» Task goal
Pick out every line in the records below that contains the string "paragraph", and copy each such line in full.

» Extracted entries
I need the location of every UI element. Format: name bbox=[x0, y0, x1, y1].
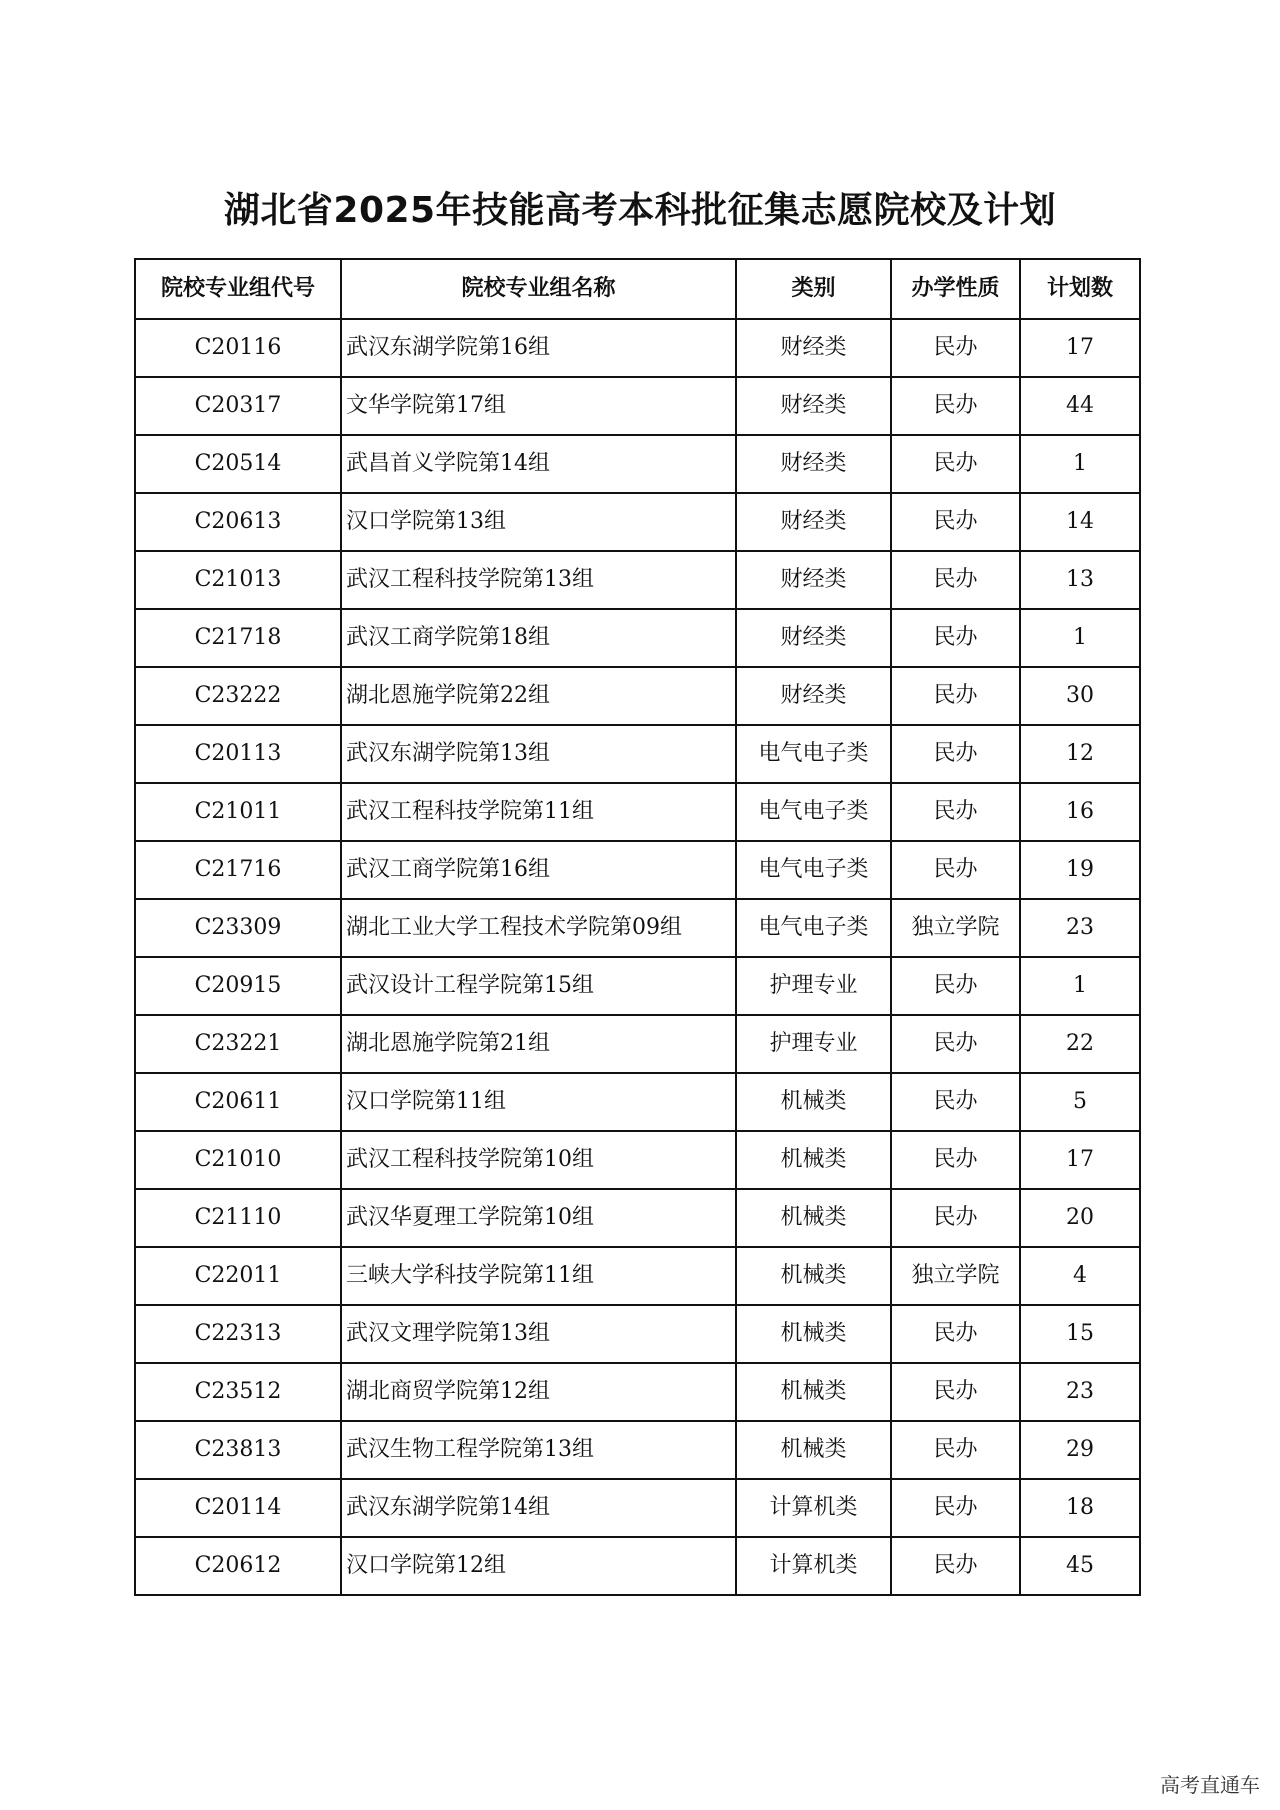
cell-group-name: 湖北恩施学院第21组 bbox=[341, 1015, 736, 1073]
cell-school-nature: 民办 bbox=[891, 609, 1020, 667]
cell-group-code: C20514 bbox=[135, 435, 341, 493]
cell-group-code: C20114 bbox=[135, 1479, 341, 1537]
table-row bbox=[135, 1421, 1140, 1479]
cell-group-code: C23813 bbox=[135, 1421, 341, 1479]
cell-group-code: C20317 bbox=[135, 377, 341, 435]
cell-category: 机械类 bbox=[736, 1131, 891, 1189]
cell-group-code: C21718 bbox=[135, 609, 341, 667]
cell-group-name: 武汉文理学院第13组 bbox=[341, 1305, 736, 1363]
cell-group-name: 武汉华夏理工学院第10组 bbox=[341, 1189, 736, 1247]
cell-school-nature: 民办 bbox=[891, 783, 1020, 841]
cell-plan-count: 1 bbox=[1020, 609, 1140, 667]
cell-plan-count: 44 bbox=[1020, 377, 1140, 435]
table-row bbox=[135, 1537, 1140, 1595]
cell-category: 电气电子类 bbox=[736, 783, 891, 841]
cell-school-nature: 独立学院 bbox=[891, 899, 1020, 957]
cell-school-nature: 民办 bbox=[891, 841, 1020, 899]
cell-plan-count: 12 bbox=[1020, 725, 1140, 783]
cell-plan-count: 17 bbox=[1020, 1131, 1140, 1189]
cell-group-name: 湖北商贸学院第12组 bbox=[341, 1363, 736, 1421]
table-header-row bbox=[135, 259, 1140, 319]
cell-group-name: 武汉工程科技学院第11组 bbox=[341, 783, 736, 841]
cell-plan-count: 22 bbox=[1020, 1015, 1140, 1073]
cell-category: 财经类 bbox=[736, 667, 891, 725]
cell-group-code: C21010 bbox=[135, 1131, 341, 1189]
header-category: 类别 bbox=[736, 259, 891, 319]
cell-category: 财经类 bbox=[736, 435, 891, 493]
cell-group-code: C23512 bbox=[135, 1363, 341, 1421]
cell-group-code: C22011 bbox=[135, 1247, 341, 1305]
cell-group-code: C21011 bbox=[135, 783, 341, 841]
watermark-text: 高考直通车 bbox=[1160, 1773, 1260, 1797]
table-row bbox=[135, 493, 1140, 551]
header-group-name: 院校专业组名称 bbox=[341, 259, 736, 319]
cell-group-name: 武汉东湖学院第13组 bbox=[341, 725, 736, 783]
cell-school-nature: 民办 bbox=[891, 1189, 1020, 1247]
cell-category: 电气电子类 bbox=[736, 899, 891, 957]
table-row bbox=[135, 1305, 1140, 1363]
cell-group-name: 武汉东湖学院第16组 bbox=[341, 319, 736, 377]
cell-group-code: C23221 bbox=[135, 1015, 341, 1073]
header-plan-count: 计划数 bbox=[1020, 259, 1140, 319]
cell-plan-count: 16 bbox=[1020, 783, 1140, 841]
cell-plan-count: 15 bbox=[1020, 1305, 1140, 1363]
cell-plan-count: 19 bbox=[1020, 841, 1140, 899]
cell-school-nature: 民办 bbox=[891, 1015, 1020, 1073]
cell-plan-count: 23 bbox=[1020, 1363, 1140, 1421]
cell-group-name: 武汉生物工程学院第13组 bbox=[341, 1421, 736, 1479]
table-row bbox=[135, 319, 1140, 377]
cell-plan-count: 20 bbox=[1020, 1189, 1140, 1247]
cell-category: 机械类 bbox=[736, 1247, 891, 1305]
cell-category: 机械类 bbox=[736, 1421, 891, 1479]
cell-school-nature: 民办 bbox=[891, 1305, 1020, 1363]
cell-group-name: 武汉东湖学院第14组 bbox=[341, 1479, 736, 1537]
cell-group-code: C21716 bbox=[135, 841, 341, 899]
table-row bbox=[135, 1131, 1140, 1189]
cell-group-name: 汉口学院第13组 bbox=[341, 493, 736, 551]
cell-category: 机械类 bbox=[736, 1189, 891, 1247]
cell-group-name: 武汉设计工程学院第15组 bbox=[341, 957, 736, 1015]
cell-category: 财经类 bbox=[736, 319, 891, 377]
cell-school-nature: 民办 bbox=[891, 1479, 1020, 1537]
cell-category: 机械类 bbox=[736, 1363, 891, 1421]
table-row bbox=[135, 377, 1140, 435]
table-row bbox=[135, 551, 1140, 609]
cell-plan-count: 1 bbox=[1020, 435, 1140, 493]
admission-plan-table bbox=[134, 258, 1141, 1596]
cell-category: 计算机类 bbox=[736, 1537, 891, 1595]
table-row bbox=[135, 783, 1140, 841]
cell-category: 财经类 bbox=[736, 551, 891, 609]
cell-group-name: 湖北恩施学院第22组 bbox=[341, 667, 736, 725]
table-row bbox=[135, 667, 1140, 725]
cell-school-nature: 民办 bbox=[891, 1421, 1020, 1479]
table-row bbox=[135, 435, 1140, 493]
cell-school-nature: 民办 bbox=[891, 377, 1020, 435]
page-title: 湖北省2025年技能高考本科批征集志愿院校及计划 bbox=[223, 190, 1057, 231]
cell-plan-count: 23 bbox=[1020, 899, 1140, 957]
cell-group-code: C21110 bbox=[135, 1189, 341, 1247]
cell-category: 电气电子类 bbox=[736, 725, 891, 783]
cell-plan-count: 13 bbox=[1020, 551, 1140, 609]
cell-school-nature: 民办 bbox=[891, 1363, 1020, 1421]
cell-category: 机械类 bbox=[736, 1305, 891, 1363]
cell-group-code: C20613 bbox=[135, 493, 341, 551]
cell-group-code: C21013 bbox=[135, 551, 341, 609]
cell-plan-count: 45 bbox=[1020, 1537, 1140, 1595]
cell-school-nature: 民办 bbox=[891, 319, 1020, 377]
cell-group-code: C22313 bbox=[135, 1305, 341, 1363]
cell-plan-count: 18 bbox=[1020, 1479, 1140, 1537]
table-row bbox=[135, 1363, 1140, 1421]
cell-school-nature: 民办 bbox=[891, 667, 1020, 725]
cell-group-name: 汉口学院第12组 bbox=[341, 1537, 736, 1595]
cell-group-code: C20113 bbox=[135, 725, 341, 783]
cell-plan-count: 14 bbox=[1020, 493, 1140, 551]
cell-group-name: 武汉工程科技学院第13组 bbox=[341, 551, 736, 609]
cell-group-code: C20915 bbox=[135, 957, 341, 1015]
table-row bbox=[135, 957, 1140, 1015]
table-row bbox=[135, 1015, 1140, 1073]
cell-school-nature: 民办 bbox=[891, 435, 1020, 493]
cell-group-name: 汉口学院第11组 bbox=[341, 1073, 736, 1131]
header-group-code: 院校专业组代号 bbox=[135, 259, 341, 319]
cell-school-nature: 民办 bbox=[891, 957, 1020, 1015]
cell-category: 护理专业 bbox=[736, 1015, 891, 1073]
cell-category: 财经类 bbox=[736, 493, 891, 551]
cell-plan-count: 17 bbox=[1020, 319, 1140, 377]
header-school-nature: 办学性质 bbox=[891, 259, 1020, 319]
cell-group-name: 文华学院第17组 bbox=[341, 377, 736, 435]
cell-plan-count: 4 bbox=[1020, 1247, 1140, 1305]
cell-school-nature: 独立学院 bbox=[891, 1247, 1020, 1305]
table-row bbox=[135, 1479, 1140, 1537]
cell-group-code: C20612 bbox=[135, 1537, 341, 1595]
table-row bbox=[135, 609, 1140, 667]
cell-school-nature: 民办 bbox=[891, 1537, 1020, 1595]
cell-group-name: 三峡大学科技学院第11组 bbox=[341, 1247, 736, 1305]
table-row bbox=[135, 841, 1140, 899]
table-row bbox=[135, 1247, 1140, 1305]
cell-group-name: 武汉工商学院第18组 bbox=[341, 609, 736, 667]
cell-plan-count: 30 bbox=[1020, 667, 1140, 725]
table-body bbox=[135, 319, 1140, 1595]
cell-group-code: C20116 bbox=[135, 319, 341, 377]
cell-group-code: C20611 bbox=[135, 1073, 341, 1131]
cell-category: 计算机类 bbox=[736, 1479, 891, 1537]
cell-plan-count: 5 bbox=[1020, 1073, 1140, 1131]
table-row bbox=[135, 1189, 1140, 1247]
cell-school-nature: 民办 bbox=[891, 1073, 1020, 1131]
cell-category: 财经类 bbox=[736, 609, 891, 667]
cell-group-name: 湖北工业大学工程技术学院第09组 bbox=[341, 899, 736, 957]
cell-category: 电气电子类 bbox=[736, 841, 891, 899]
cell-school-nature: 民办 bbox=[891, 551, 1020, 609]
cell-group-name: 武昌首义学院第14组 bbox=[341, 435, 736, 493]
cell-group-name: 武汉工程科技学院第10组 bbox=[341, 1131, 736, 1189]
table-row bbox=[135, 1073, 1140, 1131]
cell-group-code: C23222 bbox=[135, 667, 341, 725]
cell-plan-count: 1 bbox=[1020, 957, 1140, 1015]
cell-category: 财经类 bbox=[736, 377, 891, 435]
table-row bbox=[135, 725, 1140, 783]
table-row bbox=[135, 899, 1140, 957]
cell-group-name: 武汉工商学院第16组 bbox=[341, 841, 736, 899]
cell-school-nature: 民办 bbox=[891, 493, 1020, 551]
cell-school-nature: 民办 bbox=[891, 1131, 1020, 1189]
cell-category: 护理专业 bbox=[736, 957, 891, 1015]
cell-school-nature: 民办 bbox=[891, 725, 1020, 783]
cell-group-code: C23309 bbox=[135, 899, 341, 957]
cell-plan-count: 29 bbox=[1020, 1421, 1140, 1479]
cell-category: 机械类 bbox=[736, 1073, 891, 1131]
==
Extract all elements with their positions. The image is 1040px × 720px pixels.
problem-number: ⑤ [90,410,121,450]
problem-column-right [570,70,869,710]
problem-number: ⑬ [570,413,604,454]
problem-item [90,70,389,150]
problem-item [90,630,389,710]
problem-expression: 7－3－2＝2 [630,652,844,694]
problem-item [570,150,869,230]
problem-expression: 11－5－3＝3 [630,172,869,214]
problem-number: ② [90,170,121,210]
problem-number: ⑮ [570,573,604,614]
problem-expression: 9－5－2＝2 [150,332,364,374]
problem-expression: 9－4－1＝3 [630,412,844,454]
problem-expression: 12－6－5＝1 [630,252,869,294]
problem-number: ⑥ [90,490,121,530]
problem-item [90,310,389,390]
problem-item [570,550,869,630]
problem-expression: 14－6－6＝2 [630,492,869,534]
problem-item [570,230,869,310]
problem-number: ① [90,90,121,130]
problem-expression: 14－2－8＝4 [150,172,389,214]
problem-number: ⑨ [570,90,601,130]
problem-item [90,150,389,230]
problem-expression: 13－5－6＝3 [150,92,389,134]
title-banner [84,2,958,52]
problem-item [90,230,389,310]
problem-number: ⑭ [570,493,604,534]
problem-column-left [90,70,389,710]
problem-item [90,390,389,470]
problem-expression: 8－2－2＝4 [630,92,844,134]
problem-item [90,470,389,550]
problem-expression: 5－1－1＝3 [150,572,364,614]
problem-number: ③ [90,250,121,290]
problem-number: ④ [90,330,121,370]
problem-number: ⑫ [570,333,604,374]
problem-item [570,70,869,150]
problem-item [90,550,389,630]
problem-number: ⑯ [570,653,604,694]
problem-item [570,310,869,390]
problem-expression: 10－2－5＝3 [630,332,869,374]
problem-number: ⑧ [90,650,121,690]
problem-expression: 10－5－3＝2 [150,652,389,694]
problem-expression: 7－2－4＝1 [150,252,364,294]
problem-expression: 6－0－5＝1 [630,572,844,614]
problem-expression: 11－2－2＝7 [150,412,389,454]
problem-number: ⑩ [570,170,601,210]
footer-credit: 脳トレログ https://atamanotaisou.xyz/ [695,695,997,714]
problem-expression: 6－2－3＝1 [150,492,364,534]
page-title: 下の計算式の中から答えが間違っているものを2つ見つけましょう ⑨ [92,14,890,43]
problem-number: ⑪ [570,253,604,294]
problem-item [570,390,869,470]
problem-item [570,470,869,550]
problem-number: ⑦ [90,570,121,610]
* * *
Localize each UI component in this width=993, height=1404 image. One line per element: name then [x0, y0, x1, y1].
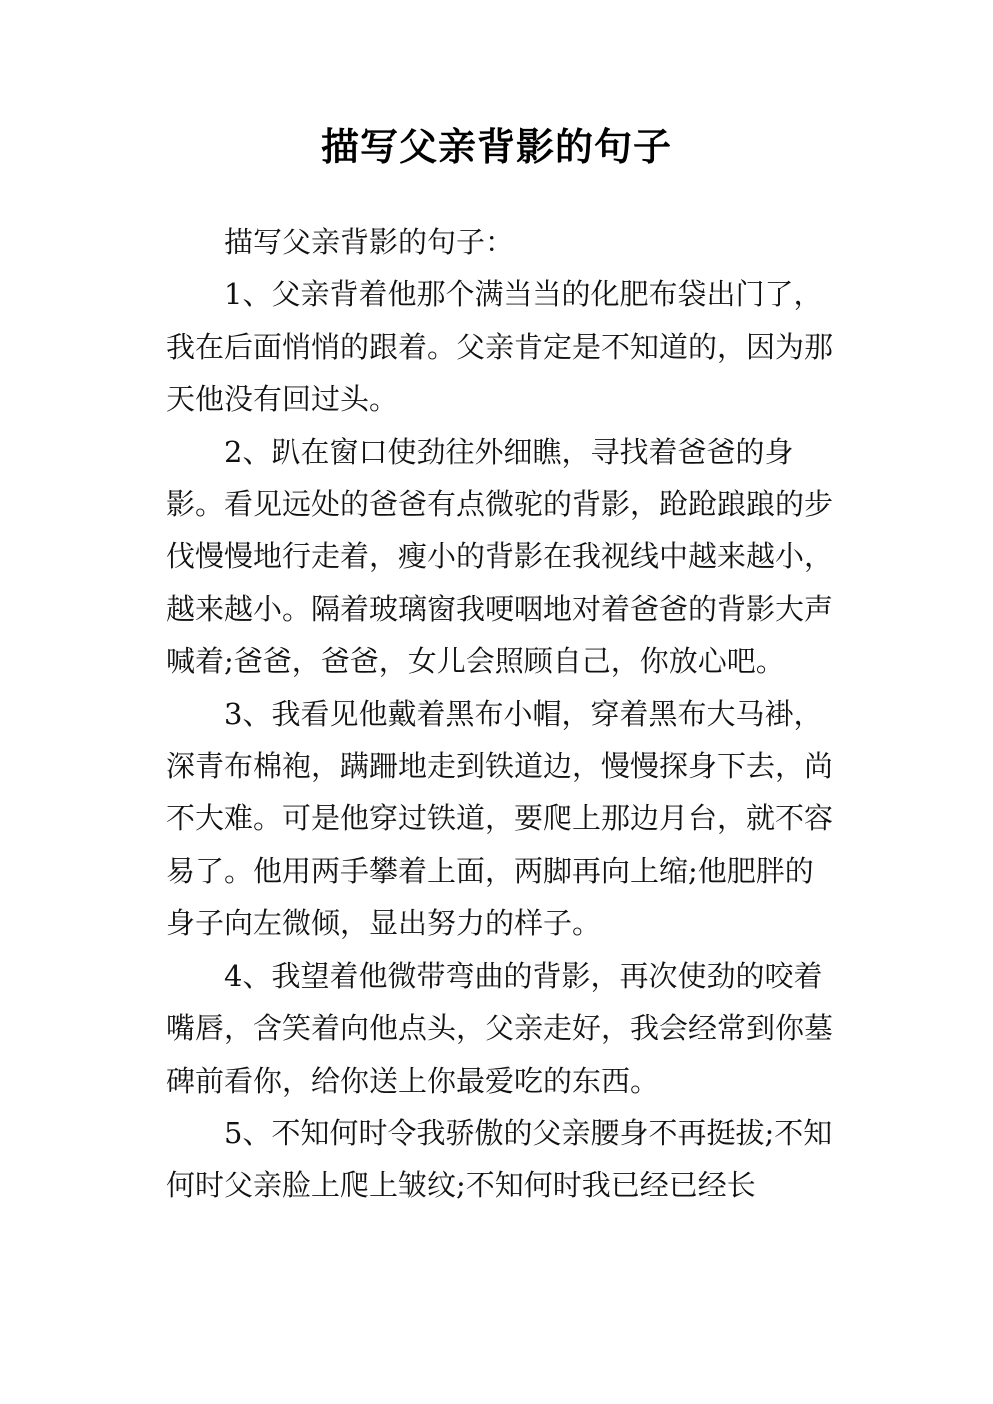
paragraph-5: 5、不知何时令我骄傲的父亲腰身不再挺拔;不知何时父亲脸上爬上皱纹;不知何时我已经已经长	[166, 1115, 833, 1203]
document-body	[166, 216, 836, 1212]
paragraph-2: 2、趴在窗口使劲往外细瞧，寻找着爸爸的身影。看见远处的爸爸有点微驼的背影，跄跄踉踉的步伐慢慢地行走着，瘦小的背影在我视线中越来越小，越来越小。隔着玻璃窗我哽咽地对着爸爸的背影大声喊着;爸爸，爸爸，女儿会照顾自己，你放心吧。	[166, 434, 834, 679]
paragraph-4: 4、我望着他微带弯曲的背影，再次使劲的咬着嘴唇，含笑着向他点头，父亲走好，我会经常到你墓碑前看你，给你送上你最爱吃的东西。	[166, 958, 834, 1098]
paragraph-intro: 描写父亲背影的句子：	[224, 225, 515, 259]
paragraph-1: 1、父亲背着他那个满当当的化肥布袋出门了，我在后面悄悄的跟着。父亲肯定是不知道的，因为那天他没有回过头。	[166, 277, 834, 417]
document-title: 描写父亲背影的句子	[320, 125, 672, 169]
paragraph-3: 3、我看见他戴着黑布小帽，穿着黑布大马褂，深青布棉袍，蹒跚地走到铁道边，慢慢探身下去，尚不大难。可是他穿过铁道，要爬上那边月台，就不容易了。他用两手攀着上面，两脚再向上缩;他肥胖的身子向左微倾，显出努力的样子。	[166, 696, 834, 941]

» Finished exercise
paragraph-5: 5、不知何时令我骄傲的父亲腰身不再挺拔;不知何时父亲脸上爬上皱纹;不知何时我已经已经长	[166, 1115, 833, 1203]
paragraph-2: 2、趴在窗口使劲往外细瞧，寻找着爸爸的身影。看见远处的爸爸有点微驼的背影，跄跄踉踉的步伐慢慢地行走着，瘦小的背影在我视线中越来越小，越来越小。隔着玻璃窗我哽咽地对着爸爸的背影大声喊着;爸爸，爸爸，女儿会照顾自己，你放心吧。	[166, 434, 834, 679]
paragraph-4: 4、我望着他微带弯曲的背影，再次使劲的咬着嘴唇，含笑着向他点头，父亲走好，我会经常到你墓碑前看你，给你送上你最爱吃的东西。	[166, 958, 834, 1098]
paragraph-intro: 描写父亲背影的句子：	[224, 225, 515, 259]
paragraph-1: 1、父亲背着他那个满当当的化肥布袋出门了，我在后面悄悄的跟着。父亲肯定是不知道的，因为那天他没有回过头。	[166, 277, 834, 417]
paragraph-3: 3、我看见他戴着黑布小帽，穿着黑布大马褂，深青布棉袍，蹒跚地走到铁道边，慢慢探身下去，尚不大难。可是他穿过铁道，要爬上那边月台，就不容易了。他用两手攀着上面，两脚再向上缩;他肥胖的身子向左微倾，显出努力的样子。	[166, 696, 834, 941]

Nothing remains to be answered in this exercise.